#### [DIRECTION]
Transcribe each line of the material as it is, and drop any picture.

[begin ENTRIES SHOWN]

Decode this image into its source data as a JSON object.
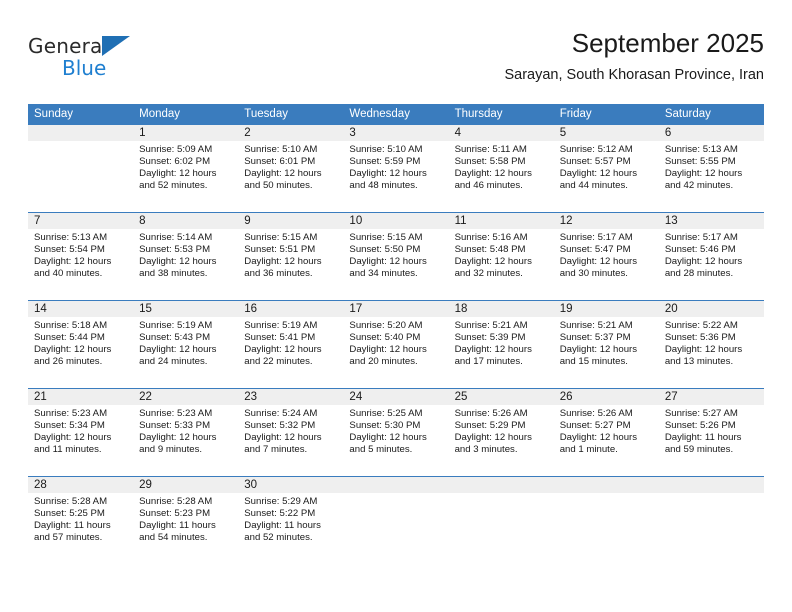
{
  "brand": {
    "name_top": "General",
    "name_bottom": "Blue",
    "accent_color": "#1f7fd0",
    "header_color": "#3a7cbe"
  },
  "header": {
    "title": "September 2025",
    "subtitle": "Sarayan, South Khorasan Province, Iran"
  },
  "weekdays": [
    "Sunday",
    "Monday",
    "Tuesday",
    "Wednesday",
    "Thursday",
    "Friday",
    "Saturday"
  ],
  "weeks": [
    [
      {
        "day": "",
        "sunrise": "",
        "sunset": "",
        "daylight1": "",
        "daylight2": ""
      },
      {
        "day": "1",
        "sunrise": "Sunrise: 5:09 AM",
        "sunset": "Sunset: 6:02 PM",
        "daylight1": "Daylight: 12 hours",
        "daylight2": "and 52 minutes."
      },
      {
        "day": "2",
        "sunrise": "Sunrise: 5:10 AM",
        "sunset": "Sunset: 6:01 PM",
        "daylight1": "Daylight: 12 hours",
        "daylight2": "and 50 minutes."
      },
      {
        "day": "3",
        "sunrise": "Sunrise: 5:10 AM",
        "sunset": "Sunset: 5:59 PM",
        "daylight1": "Daylight: 12 hours",
        "daylight2": "and 48 minutes."
      },
      {
        "day": "4",
        "sunrise": "Sunrise: 5:11 AM",
        "sunset": "Sunset: 5:58 PM",
        "daylight1": "Daylight: 12 hours",
        "daylight2": "and 46 minutes."
      },
      {
        "day": "5",
        "sunrise": "Sunrise: 5:12 AM",
        "sunset": "Sunset: 5:57 PM",
        "daylight1": "Daylight: 12 hours",
        "daylight2": "and 44 minutes."
      },
      {
        "day": "6",
        "sunrise": "Sunrise: 5:13 AM",
        "sunset": "Sunset: 5:55 PM",
        "daylight1": "Daylight: 12 hours",
        "daylight2": "and 42 minutes."
      }
    ],
    [
      {
        "day": "7",
        "sunrise": "Sunrise: 5:13 AM",
        "sunset": "Sunset: 5:54 PM",
        "daylight1": "Daylight: 12 hours",
        "daylight2": "and 40 minutes."
      },
      {
        "day": "8",
        "sunrise": "Sunrise: 5:14 AM",
        "sunset": "Sunset: 5:53 PM",
        "daylight1": "Daylight: 12 hours",
        "daylight2": "and 38 minutes."
      },
      {
        "day": "9",
        "sunrise": "Sunrise: 5:15 AM",
        "sunset": "Sunset: 5:51 PM",
        "daylight1": "Daylight: 12 hours",
        "daylight2": "and 36 minutes."
      },
      {
        "day": "10",
        "sunrise": "Sunrise: 5:15 AM",
        "sunset": "Sunset: 5:50 PM",
        "daylight1": "Daylight: 12 hours",
        "daylight2": "and 34 minutes."
      },
      {
        "day": "11",
        "sunrise": "Sunrise: 5:16 AM",
        "sunset": "Sunset: 5:48 PM",
        "daylight1": "Daylight: 12 hours",
        "daylight2": "and 32 minutes."
      },
      {
        "day": "12",
        "sunrise": "Sunrise: 5:17 AM",
        "sunset": "Sunset: 5:47 PM",
        "daylight1": "Daylight: 12 hours",
        "daylight2": "and 30 minutes."
      },
      {
        "day": "13",
        "sunrise": "Sunrise: 5:17 AM",
        "sunset": "Sunset: 5:46 PM",
        "daylight1": "Daylight: 12 hours",
        "daylight2": "and 28 minutes."
      }
    ],
    [
      {
        "day": "14",
        "sunrise": "Sunrise: 5:18 AM",
        "sunset": "Sunset: 5:44 PM",
        "daylight1": "Daylight: 12 hours",
        "daylight2": "and 26 minutes."
      },
      {
        "day": "15",
        "sunrise": "Sunrise: 5:19 AM",
        "sunset": "Sunset: 5:43 PM",
        "daylight1": "Daylight: 12 hours",
        "daylight2": "and 24 minutes."
      },
      {
        "day": "16",
        "sunrise": "Sunrise: 5:19 AM",
        "sunset": "Sunset: 5:41 PM",
        "daylight1": "Daylight: 12 hours",
        "daylight2": "and 22 minutes."
      },
      {
        "day": "17",
        "sunrise": "Sunrise: 5:20 AM",
        "sunset": "Sunset: 5:40 PM",
        "daylight1": "Daylight: 12 hours",
        "daylight2": "and 20 minutes."
      },
      {
        "day": "18",
        "sunrise": "Sunrise: 5:21 AM",
        "sunset": "Sunset: 5:39 PM",
        "daylight1": "Daylight: 12 hours",
        "daylight2": "and 17 minutes."
      },
      {
        "day": "19",
        "sunrise": "Sunrise: 5:21 AM",
        "sunset": "Sunset: 5:37 PM",
        "daylight1": "Daylight: 12 hours",
        "daylight2": "and 15 minutes."
      },
      {
        "day": "20",
        "sunrise": "Sunrise: 5:22 AM",
        "sunset": "Sunset: 5:36 PM",
        "daylight1": "Daylight: 12 hours",
        "daylight2": "and 13 minutes."
      }
    ],
    [
      {
        "day": "21",
        "sunrise": "Sunrise: 5:23 AM",
        "sunset": "Sunset: 5:34 PM",
        "daylight1": "Daylight: 12 hours",
        "daylight2": "and 11 minutes."
      },
      {
        "day": "22",
        "sunrise": "Sunrise: 5:23 AM",
        "sunset": "Sunset: 5:33 PM",
        "daylight1": "Daylight: 12 hours",
        "daylight2": "and 9 minutes."
      },
      {
        "day": "23",
        "sunrise": "Sunrise: 5:24 AM",
        "sunset": "Sunset: 5:32 PM",
        "daylight1": "Daylight: 12 hours",
        "daylight2": "and 7 minutes."
      },
      {
        "day": "24",
        "sunrise": "Sunrise: 5:25 AM",
        "sunset": "Sunset: 5:30 PM",
        "daylight1": "Daylight: 12 hours",
        "daylight2": "and 5 minutes."
      },
      {
        "day": "25",
        "sunrise": "Sunrise: 5:26 AM",
        "sunset": "Sunset: 5:29 PM",
        "daylight1": "Daylight: 12 hours",
        "daylight2": "and 3 minutes."
      },
      {
        "day": "26",
        "sunrise": "Sunrise: 5:26 AM",
        "sunset": "Sunset: 5:27 PM",
        "daylight1": "Daylight: 12 hours",
        "daylight2": "and 1 minute."
      },
      {
        "day": "27",
        "sunrise": "Sunrise: 5:27 AM",
        "sunset": "Sunset: 5:26 PM",
        "daylight1": "Daylight: 11 hours",
        "daylight2": "and 59 minutes."
      }
    ],
    [
      {
        "day": "28",
        "sunrise": "Sunrise: 5:28 AM",
        "sunset": "Sunset: 5:25 PM",
        "daylight1": "Daylight: 11 hours",
        "daylight2": "and 57 minutes."
      },
      {
        "day": "29",
        "sunrise": "Sunrise: 5:28 AM",
        "sunset": "Sunset: 5:23 PM",
        "daylight1": "Daylight: 11 hours",
        "daylight2": "and 54 minutes."
      },
      {
        "day": "30",
        "sunrise": "Sunrise: 5:29 AM",
        "sunset": "Sunset: 5:22 PM",
        "daylight1": "Daylight: 11 hours",
        "daylight2": "and 52 minutes."
      },
      {
        "day": "",
        "sunrise": "",
        "sunset": "",
        "daylight1": "",
        "daylight2": ""
      },
      {
        "day": "",
        "sunrise": "",
        "sunset": "",
        "daylight1": "",
        "daylight2": ""
      },
      {
        "day": "",
        "sunrise": "",
        "sunset": "",
        "daylight1": "",
        "daylight2": ""
      },
      {
        "day": "",
        "sunrise": "",
        "sunset": "",
        "daylight1": "",
        "daylight2": ""
      }
    ]
  ]
}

[end ENTRIES SHOWN]

#### [EXERCISE SOLUTION]
Decode this image into its source data as a JSON object.
{
  "brand": {
    "name_top": "General",
    "name_bottom": "Blue",
    "accent_color": "#1f7fd0",
    "header_color": "#3a7cbe"
  },
  "header": {
    "title": "September 2025",
    "subtitle": "Sarayan, South Khorasan Province, Iran"
  },
  "weekdays": [
    "Sunday",
    "Monday",
    "Tuesday",
    "Wednesday",
    "Thursday",
    "Friday",
    "Saturday"
  ],
  "weeks": [
    [
      {
        "day": "",
        "sunrise": "",
        "sunset": "",
        "daylight1": "",
        "daylight2": ""
      },
      {
        "day": "1",
        "sunrise": "Sunrise: 5:09 AM",
        "sunset": "Sunset: 6:02 PM",
        "daylight1": "Daylight: 12 hours",
        "daylight2": "and 52 minutes."
      },
      {
        "day": "2",
        "sunrise": "Sunrise: 5:10 AM",
        "sunset": "Sunset: 6:01 PM",
        "daylight1": "Daylight: 12 hours",
        "daylight2": "and 50 minutes."
      },
      {
        "day": "3",
        "sunrise": "Sunrise: 5:10 AM",
        "sunset": "Sunset: 5:59 PM",
        "daylight1": "Daylight: 12 hours",
        "daylight2": "and 48 minutes."
      },
      {
        "day": "4",
        "sunrise": "Sunrise: 5:11 AM",
        "sunset": "Sunset: 5:58 PM",
        "daylight1": "Daylight: 12 hours",
        "daylight2": "and 46 minutes."
      },
      {
        "day": "5",
        "sunrise": "Sunrise: 5:12 AM",
        "sunset": "Sunset: 5:57 PM",
        "daylight1": "Daylight: 12 hours",
        "daylight2": "and 44 minutes."
      },
      {
        "day": "6",
        "sunrise": "Sunrise: 5:13 AM",
        "sunset": "Sunset: 5:55 PM",
        "daylight1": "Daylight: 12 hours",
        "daylight2": "and 42 minutes."
      }
    ],
    [
      {
        "day": "7",
        "sunrise": "Sunrise: 5:13 AM",
        "sunset": "Sunset: 5:54 PM",
        "daylight1": "Daylight: 12 hours",
        "daylight2": "and 40 minutes."
      },
      {
        "day": "8",
        "sunrise": "Sunrise: 5:14 AM",
        "sunset": "Sunset: 5:53 PM",
        "daylight1": "Daylight: 12 hours",
        "daylight2": "and 38 minutes."
      },
      {
        "day": "9",
        "sunrise": "Sunrise: 5:15 AM",
        "sunset": "Sunset: 5:51 PM",
        "daylight1": "Daylight: 12 hours",
        "daylight2": "and 36 minutes."
      },
      {
        "day": "10",
        "sunrise": "Sunrise: 5:15 AM",
        "sunset": "Sunset: 5:50 PM",
        "daylight1": "Daylight: 12 hours",
        "daylight2": "and 34 minutes."
      },
      {
        "day": "11",
        "sunrise": "Sunrise: 5:16 AM",
        "sunset": "Sunset: 5:48 PM",
        "daylight1": "Daylight: 12 hours",
        "daylight2": "and 32 minutes."
      },
      {
        "day": "12",
        "sunrise": "Sunrise: 5:17 AM",
        "sunset": "Sunset: 5:47 PM",
        "daylight1": "Daylight: 12 hours",
        "daylight2": "and 30 minutes."
      },
      {
        "day": "13",
        "sunrise": "Sunrise: 5:17 AM",
        "sunset": "Sunset: 5:46 PM",
        "daylight1": "Daylight: 12 hours",
        "daylight2": "and 28 minutes."
      }
    ],
    [
      {
        "day": "14",
        "sunrise": "Sunrise: 5:18 AM",
        "sunset": "Sunset: 5:44 PM",
        "daylight1": "Daylight: 12 hours",
        "daylight2": "and 26 minutes."
      },
      {
        "day": "15",
        "sunrise": "Sunrise: 5:19 AM",
        "sunset": "Sunset: 5:43 PM",
        "daylight1": "Daylight: 12 hours",
        "daylight2": "and 24 minutes."
      },
      {
        "day": "16",
        "sunrise": "Sunrise: 5:19 AM",
        "sunset": "Sunset: 5:41 PM",
        "daylight1": "Daylight: 12 hours",
        "daylight2": "and 22 minutes."
      },
      {
        "day": "17",
        "sunrise": "Sunrise: 5:20 AM",
        "sunset": "Sunset: 5:40 PM",
        "daylight1": "Daylight: 12 hours",
        "daylight2": "and 20 minutes."
      },
      {
        "day": "18",
        "sunrise": "Sunrise: 5:21 AM",
        "sunset": "Sunset: 5:39 PM",
        "daylight1": "Daylight: 12 hours",
        "daylight2": "and 17 minutes."
      },
      {
        "day": "19",
        "sunrise": "Sunrise: 5:21 AM",
        "sunset": "Sunset: 5:37 PM",
        "daylight1": "Daylight: 12 hours",
        "daylight2": "and 15 minutes."
      },
      {
        "day": "20",
        "sunrise": "Sunrise: 5:22 AM",
        "sunset": "Sunset: 5:36 PM",
        "daylight1": "Daylight: 12 hours",
        "daylight2": "and 13 minutes."
      }
    ],
    [
      {
        "day": "21",
        "sunrise": "Sunrise: 5:23 AM",
        "sunset": "Sunset: 5:34 PM",
        "daylight1": "Daylight: 12 hours",
        "daylight2": "and 11 minutes."
      },
      {
        "day": "22",
        "sunrise": "Sunrise: 5:23 AM",
        "sunset": "Sunset: 5:33 PM",
        "daylight1": "Daylight: 12 hours",
        "daylight2": "and 9 minutes."
      },
      {
        "day": "23",
        "sunrise": "Sunrise: 5:24 AM",
        "sunset": "Sunset: 5:32 PM",
        "daylight1": "Daylight: 12 hours",
        "daylight2": "and 7 minutes."
      },
      {
        "day": "24",
        "sunrise": "Sunrise: 5:25 AM",
        "sunset": "Sunset: 5:30 PM",
        "daylight1": "Daylight: 12 hours",
        "daylight2": "and 5 minutes."
      },
      {
        "day": "25",
        "sunrise": "Sunrise: 5:26 AM",
        "sunset": "Sunset: 5:29 PM",
        "daylight1": "Daylight: 12 hours",
        "daylight2": "and 3 minutes."
      },
      {
        "day": "26",
        "sunrise": "Sunrise: 5:26 AM",
        "sunset": "Sunset: 5:27 PM",
        "daylight1": "Daylight: 12 hours",
        "daylight2": "and 1 minute."
      },
      {
        "day": "27",
        "sunrise": "Sunrise: 5:27 AM",
        "sunset": "Sunset: 5:26 PM",
        "daylight1": "Daylight: 11 hours",
        "daylight2": "and 59 minutes."
      }
    ],
    [
      {
        "day": "28",
        "sunrise": "Sunrise: 5:28 AM",
        "sunset": "Sunset: 5:25 PM",
        "daylight1": "Daylight: 11 hours",
        "daylight2": "and 57 minutes."
      },
      {
        "day": "29",
        "sunrise": "Sunrise: 5:28 AM",
        "sunset": "Sunset: 5:23 PM",
        "daylight1": "Daylight: 11 hours",
        "daylight2": "and 54 minutes."
      },
      {
        "day": "30",
        "sunrise": "Sunrise: 5:29 AM",
        "sunset": "Sunset: 5:22 PM",
        "daylight1": "Daylight: 11 hours",
        "daylight2": "and 52 minutes."
      },
      {
        "day": "",
        "sunrise": "",
        "sunset": "",
        "daylight1": "",
        "daylight2": ""
      },
      {
        "day": "",
        "sunrise": "",
        "sunset": "",
        "daylight1": "",
        "daylight2": ""
      },
      {
        "day": "",
        "sunrise": "",
        "sunset": "",
        "daylight1": "",
        "daylight2": ""
      },
      {
        "day": "",
        "sunrise": "",
        "sunset": "",
        "daylight1": "",
        "daylight2": ""
      }
    ]
  ]
}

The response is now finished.